Print out each entry below exactly, please.

• [Dataset records]:
◇ ◇ ◇
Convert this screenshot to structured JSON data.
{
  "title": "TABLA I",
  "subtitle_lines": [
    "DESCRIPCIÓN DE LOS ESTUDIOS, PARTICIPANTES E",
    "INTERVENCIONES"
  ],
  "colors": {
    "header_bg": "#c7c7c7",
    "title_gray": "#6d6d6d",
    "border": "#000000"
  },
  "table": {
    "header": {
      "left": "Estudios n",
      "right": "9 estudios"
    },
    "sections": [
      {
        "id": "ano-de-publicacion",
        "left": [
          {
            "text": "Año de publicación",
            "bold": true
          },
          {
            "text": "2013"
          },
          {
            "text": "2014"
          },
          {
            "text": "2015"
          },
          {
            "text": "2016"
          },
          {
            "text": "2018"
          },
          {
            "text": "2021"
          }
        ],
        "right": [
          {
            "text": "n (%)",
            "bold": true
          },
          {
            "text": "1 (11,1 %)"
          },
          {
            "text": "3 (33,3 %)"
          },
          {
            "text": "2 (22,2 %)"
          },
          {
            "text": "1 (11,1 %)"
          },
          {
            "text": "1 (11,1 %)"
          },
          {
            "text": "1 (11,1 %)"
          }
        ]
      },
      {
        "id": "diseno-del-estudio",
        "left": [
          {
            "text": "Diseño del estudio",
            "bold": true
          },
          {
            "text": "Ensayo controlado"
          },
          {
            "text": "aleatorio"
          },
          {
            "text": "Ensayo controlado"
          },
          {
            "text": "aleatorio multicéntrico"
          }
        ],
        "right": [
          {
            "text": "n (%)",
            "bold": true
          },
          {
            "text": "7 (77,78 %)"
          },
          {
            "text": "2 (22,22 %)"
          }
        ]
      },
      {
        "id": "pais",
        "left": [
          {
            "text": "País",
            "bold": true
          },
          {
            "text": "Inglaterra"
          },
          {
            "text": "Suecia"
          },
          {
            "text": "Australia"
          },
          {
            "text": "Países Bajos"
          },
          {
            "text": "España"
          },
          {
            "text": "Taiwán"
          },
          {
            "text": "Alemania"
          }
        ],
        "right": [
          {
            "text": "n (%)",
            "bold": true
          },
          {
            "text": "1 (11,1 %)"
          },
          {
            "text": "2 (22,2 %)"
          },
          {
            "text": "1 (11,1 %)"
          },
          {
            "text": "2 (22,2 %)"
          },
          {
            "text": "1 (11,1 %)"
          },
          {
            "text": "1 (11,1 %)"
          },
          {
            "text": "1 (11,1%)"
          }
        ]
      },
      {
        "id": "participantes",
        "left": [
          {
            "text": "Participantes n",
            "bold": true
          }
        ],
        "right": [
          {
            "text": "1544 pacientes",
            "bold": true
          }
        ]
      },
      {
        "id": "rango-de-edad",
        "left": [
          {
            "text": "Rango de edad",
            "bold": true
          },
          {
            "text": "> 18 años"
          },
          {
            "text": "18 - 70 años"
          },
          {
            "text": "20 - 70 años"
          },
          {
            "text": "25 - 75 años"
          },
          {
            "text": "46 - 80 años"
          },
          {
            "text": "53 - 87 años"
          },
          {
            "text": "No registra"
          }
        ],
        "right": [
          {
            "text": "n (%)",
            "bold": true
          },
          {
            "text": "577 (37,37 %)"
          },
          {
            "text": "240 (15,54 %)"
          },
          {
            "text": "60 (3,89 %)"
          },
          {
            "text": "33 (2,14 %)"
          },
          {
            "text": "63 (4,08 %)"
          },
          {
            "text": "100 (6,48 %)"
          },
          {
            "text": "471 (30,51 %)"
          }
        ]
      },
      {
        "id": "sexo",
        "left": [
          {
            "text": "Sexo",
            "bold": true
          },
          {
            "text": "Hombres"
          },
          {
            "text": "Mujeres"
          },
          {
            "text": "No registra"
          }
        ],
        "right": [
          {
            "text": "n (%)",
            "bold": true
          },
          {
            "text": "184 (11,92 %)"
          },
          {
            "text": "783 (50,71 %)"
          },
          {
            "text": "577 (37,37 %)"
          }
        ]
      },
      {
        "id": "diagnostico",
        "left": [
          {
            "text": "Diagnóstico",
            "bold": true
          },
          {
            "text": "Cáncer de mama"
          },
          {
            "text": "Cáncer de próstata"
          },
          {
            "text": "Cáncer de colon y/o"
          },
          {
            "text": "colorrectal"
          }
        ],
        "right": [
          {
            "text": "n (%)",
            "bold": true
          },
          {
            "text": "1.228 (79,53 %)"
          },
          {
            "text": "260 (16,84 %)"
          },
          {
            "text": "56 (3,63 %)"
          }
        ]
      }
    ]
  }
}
◇ ◇ ◇
• [Solution for this task]:
Convert this screenshot to structured JSON data.
{
  "title": "TABLA I",
  "subtitle_lines": [
    "DESCRIPCIÓN DE LOS ESTUDIOS, PARTICIPANTES E",
    "INTERVENCIONES"
  ],
  "colors": {
    "header_bg": "#c7c7c7",
    "title_gray": "#6d6d6d",
    "border": "#000000"
  },
  "table": {
    "header": {
      "left": "Estudios n",
      "right": "9 estudios"
    },
    "sections": [
      {
        "id": "ano-de-publicacion",
        "left": [
          {
            "text": "Año de publicación",
            "bold": true
          },
          {
            "text": "2013"
          },
          {
            "text": "2014"
          },
          {
            "text": "2015"
          },
          {
            "text": "2016"
          },
          {
            "text": "2018"
          },
          {
            "text": "2021"
          }
        ],
        "right": [
          {
            "text": "n (%)",
            "bold": true
          },
          {
            "text": "1 (11,1 %)"
          },
          {
            "text": "3 (33,3 %)"
          },
          {
            "text": "2 (22,2 %)"
          },
          {
            "text": "1 (11,1 %)"
          },
          {
            "text": "1 (11,1 %)"
          },
          {
            "text": "1 (11,1 %)"
          }
        ]
      },
      {
        "id": "diseno-del-estudio",
        "left": [
          {
            "text": "Diseño del estudio",
            "bold": true
          },
          {
            "text": "Ensayo controlado"
          },
          {
            "text": "aleatorio"
          },
          {
            "text": "Ensayo controlado"
          },
          {
            "text": "aleatorio multicéntrico"
          }
        ],
        "right": [
          {
            "text": "n (%)",
            "bold": true
          },
          {
            "text": "7 (77,78 %)"
          },
          {
            "text": "2 (22,22 %)"
          }
        ]
      },
      {
        "id": "pais",
        "left": [
          {
            "text": "País",
            "bold": true
          },
          {
            "text": "Inglaterra"
          },
          {
            "text": "Suecia"
          },
          {
            "text": "Australia"
          },
          {
            "text": "Países Bajos"
          },
          {
            "text": "España"
          },
          {
            "text": "Taiwán"
          },
          {
            "text": "Alemania"
          }
        ],
        "right": [
          {
            "text": "n (%)",
            "bold": true
          },
          {
            "text": "1 (11,1 %)"
          },
          {
            "text": "2 (22,2 %)"
          },
          {
            "text": "1 (11,1 %)"
          },
          {
            "text": "2 (22,2 %)"
          },
          {
            "text": "1 (11,1 %)"
          },
          {
            "text": "1 (11,1 %)"
          },
          {
            "text": "1 (11,1%)"
          }
        ]
      },
      {
        "id": "participantes",
        "left": [
          {
            "text": "Participantes n",
            "bold": true
          }
        ],
        "right": [
          {
            "text": "1544 pacientes",
            "bold": true
          }
        ]
      },
      {
        "id": "rango-de-edad",
        "left": [
          {
            "text": "Rango de edad",
            "bold": true
          },
          {
            "text": "> 18 años"
          },
          {
            "text": "18 - 70 años"
          },
          {
            "text": "20 - 70 años"
          },
          {
            "text": "25 - 75 años"
          },
          {
            "text": "46 - 80 años"
          },
          {
            "text": "53 - 87 años"
          },
          {
            "text": "No registra"
          }
        ],
        "right": [
          {
            "text": "n (%)",
            "bold": true
          },
          {
            "text": "577 (37,37 %)"
          },
          {
            "text": "240 (15,54 %)"
          },
          {
            "text": "60 (3,89 %)"
          },
          {
            "text": "33 (2,14 %)"
          },
          {
            "text": "63 (4,08 %)"
          },
          {
            "text": "100 (6,48 %)"
          },
          {
            "text": "471 (30,51 %)"
          }
        ]
      },
      {
        "id": "sexo",
        "left": [
          {
            "text": "Sexo",
            "bold": true
          },
          {
            "text": "Hombres"
          },
          {
            "text": "Mujeres"
          },
          {
            "text": "No registra"
          }
        ],
        "right": [
          {
            "text": "n (%)",
            "bold": true
          },
          {
            "text": "184 (11,92 %)"
          },
          {
            "text": "783 (50,71 %)"
          },
          {
            "text": "577 (37,37 %)"
          }
        ]
      },
      {
        "id": "diagnostico",
        "left": [
          {
            "text": "Diagnóstico",
            "bold": true
          },
          {
            "text": "Cáncer de mama"
          },
          {
            "text": "Cáncer de próstata"
          },
          {
            "text": "Cáncer de colon y/o"
          },
          {
            "text": "colorrectal"
          }
        ],
        "right": [
          {
            "text": "n (%)",
            "bold": true
          },
          {
            "text": "1.228 (79,53 %)"
          },
          {
            "text": "260 (16,84 %)"
          },
          {
            "text": "56 (3,63 %)"
          }
        ]
      }
    ]
  }
}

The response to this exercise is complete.